Task goal =
Every line below that contains "from" is to be copied.

[Data records]
■ ■ ■
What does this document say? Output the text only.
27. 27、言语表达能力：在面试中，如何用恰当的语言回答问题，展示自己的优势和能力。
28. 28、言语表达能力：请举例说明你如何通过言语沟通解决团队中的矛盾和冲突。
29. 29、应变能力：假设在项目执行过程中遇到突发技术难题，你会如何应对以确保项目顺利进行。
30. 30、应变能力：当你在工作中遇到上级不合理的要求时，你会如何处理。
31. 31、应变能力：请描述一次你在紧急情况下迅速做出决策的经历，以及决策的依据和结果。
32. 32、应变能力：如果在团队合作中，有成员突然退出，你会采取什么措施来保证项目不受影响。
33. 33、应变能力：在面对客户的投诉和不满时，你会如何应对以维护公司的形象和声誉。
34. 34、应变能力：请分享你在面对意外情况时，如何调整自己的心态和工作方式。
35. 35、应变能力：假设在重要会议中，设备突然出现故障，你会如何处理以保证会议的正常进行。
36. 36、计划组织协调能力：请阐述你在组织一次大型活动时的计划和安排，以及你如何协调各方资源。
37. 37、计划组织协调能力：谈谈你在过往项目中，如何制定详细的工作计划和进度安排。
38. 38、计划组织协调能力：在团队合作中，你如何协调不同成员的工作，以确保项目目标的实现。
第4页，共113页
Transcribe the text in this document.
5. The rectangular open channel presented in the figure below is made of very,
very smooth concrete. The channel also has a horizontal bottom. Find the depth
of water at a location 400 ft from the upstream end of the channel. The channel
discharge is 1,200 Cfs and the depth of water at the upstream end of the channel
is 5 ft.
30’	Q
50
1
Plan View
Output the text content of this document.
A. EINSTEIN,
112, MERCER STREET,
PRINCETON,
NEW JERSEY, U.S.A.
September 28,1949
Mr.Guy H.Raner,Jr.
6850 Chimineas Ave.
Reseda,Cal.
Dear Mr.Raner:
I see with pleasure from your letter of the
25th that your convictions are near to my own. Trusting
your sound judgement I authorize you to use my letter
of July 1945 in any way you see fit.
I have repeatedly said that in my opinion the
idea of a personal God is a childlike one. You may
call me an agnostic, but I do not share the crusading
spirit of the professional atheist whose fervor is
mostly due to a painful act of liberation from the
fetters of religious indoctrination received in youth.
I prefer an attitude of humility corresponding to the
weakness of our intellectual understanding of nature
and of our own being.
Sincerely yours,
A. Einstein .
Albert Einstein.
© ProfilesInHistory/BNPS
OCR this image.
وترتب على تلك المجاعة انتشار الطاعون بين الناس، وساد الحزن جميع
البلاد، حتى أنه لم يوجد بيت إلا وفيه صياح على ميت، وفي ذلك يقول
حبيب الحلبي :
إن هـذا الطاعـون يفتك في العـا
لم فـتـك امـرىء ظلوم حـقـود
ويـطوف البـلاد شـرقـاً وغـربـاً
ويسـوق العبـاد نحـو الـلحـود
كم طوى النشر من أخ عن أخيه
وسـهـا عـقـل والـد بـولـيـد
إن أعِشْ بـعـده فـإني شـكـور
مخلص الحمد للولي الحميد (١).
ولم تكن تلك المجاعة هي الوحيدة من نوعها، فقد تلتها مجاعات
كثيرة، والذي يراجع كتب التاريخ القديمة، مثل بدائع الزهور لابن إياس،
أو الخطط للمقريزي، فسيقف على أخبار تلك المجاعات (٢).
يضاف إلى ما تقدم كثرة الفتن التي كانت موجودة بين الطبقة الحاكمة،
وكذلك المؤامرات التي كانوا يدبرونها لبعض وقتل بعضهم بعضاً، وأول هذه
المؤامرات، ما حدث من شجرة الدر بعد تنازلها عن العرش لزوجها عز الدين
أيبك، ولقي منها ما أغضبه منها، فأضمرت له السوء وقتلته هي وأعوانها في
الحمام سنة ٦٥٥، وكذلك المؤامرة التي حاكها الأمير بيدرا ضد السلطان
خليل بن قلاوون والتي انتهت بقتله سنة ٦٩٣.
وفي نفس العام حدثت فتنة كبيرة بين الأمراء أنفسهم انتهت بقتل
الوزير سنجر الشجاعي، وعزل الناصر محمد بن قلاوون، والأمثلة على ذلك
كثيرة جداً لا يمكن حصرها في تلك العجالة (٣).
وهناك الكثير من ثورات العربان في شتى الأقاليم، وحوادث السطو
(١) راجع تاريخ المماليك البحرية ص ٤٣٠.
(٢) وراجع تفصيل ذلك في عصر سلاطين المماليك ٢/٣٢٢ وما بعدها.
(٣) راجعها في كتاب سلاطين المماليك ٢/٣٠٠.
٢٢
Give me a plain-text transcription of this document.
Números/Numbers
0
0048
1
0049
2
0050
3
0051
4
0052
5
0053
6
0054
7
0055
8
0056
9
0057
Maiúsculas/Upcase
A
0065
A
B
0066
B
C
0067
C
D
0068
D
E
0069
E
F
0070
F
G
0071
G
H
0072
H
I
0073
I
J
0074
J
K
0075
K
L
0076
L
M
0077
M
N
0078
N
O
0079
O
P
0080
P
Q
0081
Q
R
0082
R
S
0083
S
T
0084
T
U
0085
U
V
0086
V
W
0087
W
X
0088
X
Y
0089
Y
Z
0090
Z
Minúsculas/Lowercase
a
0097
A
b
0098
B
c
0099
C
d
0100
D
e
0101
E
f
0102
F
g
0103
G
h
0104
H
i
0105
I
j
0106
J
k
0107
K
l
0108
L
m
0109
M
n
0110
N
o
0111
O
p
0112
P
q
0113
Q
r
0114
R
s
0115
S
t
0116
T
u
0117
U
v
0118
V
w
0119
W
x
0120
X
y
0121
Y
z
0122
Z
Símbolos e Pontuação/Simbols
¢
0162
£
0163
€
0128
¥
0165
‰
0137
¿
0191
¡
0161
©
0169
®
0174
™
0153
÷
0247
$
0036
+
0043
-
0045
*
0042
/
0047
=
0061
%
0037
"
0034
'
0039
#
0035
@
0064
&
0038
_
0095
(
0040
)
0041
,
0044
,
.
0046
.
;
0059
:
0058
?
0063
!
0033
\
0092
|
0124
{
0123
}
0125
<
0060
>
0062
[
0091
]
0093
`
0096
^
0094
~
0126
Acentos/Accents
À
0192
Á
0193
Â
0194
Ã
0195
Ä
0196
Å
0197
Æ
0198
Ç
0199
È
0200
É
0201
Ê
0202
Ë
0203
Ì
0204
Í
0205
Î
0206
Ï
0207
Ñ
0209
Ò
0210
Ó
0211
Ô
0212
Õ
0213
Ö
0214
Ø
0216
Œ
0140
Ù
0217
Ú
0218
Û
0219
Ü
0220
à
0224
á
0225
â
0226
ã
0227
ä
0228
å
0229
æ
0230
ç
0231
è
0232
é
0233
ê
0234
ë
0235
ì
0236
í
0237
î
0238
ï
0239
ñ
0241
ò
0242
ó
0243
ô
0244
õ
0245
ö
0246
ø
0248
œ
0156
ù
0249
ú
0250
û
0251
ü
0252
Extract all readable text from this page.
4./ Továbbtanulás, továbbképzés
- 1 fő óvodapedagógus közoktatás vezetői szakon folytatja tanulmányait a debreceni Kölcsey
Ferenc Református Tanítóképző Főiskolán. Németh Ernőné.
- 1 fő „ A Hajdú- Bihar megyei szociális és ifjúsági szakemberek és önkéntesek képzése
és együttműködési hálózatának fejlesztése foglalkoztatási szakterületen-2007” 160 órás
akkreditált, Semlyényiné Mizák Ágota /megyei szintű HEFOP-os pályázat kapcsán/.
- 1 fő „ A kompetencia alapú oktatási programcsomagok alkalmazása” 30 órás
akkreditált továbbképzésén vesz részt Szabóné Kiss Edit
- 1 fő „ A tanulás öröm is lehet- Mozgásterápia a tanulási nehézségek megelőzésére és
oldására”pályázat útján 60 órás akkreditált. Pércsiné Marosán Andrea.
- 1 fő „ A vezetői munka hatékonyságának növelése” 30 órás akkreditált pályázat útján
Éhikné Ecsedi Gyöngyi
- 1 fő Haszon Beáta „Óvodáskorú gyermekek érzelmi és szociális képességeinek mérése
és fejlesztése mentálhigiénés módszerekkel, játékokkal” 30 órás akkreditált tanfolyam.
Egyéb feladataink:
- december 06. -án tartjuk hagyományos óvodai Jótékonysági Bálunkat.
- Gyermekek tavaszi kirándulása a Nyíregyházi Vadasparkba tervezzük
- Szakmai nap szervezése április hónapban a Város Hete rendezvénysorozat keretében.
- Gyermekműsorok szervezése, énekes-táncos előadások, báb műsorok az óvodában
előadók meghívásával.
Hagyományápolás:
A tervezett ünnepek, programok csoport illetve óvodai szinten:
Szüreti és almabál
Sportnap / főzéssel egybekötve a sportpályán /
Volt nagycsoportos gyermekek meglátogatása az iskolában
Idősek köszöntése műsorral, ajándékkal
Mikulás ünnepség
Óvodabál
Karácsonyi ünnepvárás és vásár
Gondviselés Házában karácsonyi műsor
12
■ ■ ■
Exercise solution =
of water at a location 400 ft from the upstream end of the channel. The channel
I see with pleasure from your letter of the
mostly due to a painful act of liberation from the
Extract all readable text from this page.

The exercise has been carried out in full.